- _Instructions for the task_: An exact copy of every record is needed.

[A block of data]

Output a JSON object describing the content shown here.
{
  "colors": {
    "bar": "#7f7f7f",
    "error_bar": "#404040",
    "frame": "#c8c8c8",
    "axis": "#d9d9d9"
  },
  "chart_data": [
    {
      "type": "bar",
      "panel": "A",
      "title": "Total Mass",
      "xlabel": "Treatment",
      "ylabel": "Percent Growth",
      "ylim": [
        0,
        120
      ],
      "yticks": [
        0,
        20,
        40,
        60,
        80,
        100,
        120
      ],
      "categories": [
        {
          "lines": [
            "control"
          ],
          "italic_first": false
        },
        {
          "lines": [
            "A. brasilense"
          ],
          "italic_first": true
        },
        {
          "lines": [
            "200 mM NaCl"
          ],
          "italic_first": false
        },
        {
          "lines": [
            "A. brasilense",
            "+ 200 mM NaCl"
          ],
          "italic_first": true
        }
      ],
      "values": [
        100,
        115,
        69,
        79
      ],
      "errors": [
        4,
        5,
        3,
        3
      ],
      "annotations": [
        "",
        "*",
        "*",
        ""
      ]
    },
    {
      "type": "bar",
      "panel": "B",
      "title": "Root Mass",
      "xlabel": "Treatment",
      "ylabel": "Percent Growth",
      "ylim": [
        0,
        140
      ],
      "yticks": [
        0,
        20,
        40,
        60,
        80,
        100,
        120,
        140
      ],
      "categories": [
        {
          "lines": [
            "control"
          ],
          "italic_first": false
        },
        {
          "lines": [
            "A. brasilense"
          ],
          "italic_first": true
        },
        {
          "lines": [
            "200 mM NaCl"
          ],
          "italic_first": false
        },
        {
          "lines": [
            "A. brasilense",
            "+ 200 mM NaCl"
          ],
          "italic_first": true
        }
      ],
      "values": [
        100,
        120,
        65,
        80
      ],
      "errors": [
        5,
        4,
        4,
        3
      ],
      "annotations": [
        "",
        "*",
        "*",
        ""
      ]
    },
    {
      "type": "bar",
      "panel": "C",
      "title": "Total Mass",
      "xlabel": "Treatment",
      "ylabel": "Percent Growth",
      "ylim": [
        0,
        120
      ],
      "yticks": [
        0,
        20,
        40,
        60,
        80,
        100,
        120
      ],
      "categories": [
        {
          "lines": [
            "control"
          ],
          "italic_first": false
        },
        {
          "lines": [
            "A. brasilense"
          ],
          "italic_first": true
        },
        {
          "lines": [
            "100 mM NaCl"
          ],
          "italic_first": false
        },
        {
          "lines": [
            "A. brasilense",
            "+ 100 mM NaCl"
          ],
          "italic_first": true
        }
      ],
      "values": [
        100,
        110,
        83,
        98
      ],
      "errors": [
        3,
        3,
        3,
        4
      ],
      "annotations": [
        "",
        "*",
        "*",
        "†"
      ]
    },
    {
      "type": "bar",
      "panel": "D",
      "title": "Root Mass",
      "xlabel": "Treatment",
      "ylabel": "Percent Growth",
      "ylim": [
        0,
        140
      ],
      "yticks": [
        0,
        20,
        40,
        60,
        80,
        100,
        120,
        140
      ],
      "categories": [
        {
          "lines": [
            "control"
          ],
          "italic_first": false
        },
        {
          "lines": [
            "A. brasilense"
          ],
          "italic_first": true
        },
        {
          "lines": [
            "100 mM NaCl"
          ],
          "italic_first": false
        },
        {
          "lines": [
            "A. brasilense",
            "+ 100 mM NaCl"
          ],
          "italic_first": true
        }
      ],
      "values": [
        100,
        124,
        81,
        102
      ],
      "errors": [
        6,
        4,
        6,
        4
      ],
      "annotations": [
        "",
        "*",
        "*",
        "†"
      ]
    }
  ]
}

- _Exercise response_:
Output a JSON object describing the content shown here.
{
  "colors": {
    "bar": "#7f7f7f",
    "error_bar": "#404040",
    "frame": "#c8c8c8",
    "axis": "#d9d9d9"
  },
  "chart_data": [
    {
      "type": "bar",
      "panel": "A",
      "title": "Total Mass",
      "xlabel": "Treatment",
      "ylabel": "Percent Growth",
      "ylim": [
        0,
        120
      ],
      "yticks": [
        0,
        20,
        40,
        60,
        80,
        100,
        120
      ],
      "categories": [
        {
          "lines": [
            "control"
          ],
          "italic_first": false
        },
        {
          "lines": [
            "A. brasilense"
          ],
          "italic_first": true
        },
        {
          "lines": [
            "200 mM NaCl"
          ],
          "italic_first": false
        },
        {
          "lines": [
            "A. brasilense",
            "+ 200 mM NaCl"
          ],
          "italic_first": true
        }
      ],
      "values": [
        100,
        115,
        69,
        79
      ],
      "errors": [
        4,
        5,
        3,
        3
      ],
      "annotations": [
        "",
        "*",
        "*",
        ""
      ]
    },
    {
      "type": "bar",
      "panel": "B",
      "title": "Root Mass",
      "xlabel": "Treatment",
      "ylabel": "Percent Growth",
      "ylim": [
        0,
        140
      ],
      "yticks": [
        0,
        20,
        40,
        60,
        80,
        100,
        120,
        140
      ],
      "categories": [
        {
          "lines": [
            "control"
          ],
          "italic_first": false
        },
        {
          "lines": [
            "A. brasilense"
          ],
          "italic_first": true
        },
        {
          "lines": [
            "200 mM NaCl"
          ],
          "italic_first": false
        },
        {
          "lines": [
            "A. brasilense",
            "+ 200 mM NaCl"
          ],
          "italic_first": true
        }
      ],
      "values": [
        100,
        120,
        65,
        80
      ],
      "errors": [
        5,
        4,
        4,
        3
      ],
      "annotations": [
        "",
        "*",
        "*",
        ""
      ]
    },
    {
      "type": "bar",
      "panel": "C",
      "title": "Total Mass",
      "xlabel": "Treatment",
      "ylabel": "Percent Growth",
      "ylim": [
        0,
        120
      ],
      "yticks": [
        0,
        20,
        40,
        60,
        80,
        100,
        120
      ],
      "categories": [
        {
          "lines": [
            "control"
          ],
          "italic_first": false
        },
        {
          "lines": [
            "A. brasilense"
          ],
          "italic_first": true
        },
        {
          "lines": [
            "100 mM NaCl"
          ],
          "italic_first": false
        },
        {
          "lines": [
            "A. brasilense",
            "+ 100 mM NaCl"
          ],
          "italic_first": true
        }
      ],
      "values": [
        100,
        110,
        83,
        98
      ],
      "errors": [
        3,
        3,
        3,
        4
      ],
      "annotations": [
        "",
        "*",
        "*",
        "†"
      ]
    },
    {
      "type": "bar",
      "panel": "D",
      "title": "Root Mass",
      "xlabel": "Treatment",
      "ylabel": "Percent Growth",
      "ylim": [
        0,
        140
      ],
      "yticks": [
        0,
        20,
        40,
        60,
        80,
        100,
        120,
        140
      ],
      "categories": [
        {
          "lines": [
            "control"
          ],
          "italic_first": false
        },
        {
          "lines": [
            "A. brasilense"
          ],
          "italic_first": true
        },
        {
          "lines": [
            "100 mM NaCl"
          ],
          "italic_first": false
        },
        {
          "lines": [
            "A. brasilense",
            "+ 100 mM NaCl"
          ],
          "italic_first": true
        }
      ],
      "values": [
        100,
        124,
        81,
        102
      ],
      "errors": [
        6,
        4,
        6,
        4
      ],
      "annotations": [
        "",
        "*",
        "*",
        "†"
      ]
    }
  ]
}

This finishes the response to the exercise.